-- START --

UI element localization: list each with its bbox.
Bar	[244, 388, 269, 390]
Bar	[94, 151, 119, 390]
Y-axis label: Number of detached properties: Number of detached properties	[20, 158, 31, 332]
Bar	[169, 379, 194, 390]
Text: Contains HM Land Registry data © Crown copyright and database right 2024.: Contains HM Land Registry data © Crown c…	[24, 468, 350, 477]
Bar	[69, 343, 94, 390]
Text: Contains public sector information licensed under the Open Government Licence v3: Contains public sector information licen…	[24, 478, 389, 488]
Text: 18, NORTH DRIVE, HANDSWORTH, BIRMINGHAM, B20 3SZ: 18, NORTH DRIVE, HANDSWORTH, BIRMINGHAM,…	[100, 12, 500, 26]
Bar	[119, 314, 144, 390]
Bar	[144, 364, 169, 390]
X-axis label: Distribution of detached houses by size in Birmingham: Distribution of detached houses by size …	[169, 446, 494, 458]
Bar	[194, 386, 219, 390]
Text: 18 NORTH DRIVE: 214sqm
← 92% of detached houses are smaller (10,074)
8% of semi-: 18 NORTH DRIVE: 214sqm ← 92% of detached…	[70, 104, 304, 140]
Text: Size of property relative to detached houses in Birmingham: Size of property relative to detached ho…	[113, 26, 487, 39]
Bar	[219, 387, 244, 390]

-- END --

*What is being asked*:
Rewrite the entries as a JSON list of strings, one string per line, covering the stretch from the first line through the line containing "343, 94, 390]". Leave out blank lines.

*The result*:
[
  "UI element localization: list each with its bbox.",
  "Bar\t[244, 388, 269, 390]",
  "Bar\t[94, 151, 119, 390]",
  "Y-axis label: Number of detached properties: Number of detached properties\t[20, 158, 31, 332]",
  "Bar\t[169, 379, 194, 390]",
  "Text: Contains HM Land Registry data © Crown copyright and database right 2024.: Contains HM Land Registry data © Crown c…\t[24, 468, 350, 477]",
  "Bar\t[69, 343, 94, 390]"
]